## Given request
Check each line of the listing below for the string "verticale", and give only how many lines hold it.

## Data to use
==========
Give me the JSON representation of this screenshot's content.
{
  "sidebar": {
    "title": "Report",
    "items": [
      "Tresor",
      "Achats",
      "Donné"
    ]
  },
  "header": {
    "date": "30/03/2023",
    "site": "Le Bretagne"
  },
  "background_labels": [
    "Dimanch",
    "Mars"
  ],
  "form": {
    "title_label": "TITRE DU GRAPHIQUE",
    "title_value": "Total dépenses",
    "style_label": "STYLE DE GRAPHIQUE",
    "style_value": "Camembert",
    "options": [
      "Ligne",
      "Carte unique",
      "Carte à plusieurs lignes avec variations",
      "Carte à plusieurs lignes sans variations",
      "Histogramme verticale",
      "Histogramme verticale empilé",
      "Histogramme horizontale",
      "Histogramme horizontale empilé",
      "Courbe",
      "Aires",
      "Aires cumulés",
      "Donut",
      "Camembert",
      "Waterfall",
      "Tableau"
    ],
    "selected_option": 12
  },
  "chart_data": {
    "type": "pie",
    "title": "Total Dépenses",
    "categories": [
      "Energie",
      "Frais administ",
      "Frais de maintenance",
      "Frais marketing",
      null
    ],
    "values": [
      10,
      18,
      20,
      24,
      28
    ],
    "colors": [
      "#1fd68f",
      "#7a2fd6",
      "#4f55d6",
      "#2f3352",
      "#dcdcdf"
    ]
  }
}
==========
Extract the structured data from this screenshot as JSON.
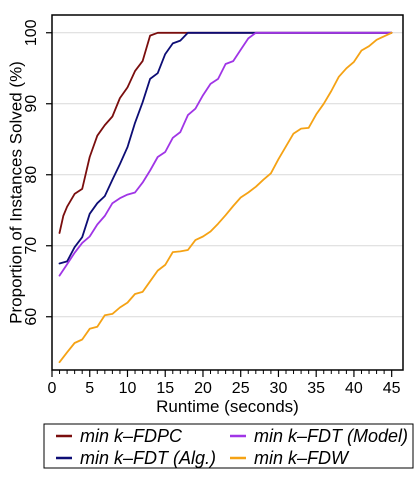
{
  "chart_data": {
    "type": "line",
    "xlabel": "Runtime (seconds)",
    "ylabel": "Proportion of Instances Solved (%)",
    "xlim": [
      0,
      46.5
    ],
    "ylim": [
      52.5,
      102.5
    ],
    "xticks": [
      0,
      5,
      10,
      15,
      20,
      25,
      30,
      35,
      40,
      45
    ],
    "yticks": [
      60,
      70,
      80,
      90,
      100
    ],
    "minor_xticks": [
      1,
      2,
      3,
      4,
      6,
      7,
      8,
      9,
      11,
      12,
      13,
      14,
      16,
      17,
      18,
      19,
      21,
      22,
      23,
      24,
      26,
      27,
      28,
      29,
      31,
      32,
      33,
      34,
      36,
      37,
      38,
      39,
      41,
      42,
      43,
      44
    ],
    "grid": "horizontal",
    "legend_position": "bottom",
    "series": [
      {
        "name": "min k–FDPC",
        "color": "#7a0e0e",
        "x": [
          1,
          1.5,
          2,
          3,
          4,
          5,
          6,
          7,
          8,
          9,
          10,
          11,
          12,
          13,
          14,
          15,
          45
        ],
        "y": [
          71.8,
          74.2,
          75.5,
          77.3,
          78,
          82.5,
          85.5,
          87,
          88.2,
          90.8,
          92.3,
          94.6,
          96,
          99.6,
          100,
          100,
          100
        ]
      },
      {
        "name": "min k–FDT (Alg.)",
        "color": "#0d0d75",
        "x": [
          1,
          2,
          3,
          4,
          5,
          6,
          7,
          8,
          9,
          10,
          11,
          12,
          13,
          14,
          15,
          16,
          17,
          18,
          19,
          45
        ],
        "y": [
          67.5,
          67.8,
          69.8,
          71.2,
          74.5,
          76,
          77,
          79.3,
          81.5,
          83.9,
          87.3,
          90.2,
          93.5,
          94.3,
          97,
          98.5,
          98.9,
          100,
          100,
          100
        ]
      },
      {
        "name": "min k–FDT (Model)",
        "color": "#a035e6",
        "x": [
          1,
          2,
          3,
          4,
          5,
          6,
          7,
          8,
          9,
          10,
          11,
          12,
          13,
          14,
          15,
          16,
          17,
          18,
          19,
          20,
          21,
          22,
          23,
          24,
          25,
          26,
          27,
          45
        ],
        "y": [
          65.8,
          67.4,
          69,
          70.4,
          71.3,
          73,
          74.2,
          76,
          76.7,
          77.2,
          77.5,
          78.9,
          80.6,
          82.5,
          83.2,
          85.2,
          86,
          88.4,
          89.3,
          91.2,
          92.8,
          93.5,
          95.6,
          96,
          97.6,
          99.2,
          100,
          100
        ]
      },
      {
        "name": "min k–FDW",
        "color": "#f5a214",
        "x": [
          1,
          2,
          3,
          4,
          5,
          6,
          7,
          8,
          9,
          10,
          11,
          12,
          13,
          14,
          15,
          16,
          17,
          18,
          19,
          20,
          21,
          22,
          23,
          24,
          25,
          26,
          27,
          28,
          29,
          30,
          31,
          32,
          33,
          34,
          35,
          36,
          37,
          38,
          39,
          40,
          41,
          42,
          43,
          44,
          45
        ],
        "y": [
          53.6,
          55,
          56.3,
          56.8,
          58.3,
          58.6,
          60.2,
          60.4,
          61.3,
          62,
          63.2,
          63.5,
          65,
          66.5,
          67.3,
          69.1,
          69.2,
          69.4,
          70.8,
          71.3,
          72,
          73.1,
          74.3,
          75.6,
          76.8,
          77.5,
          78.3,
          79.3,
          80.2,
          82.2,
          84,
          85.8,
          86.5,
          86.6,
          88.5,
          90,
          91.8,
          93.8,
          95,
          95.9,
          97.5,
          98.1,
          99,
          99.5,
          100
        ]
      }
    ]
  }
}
==========
## Written response
2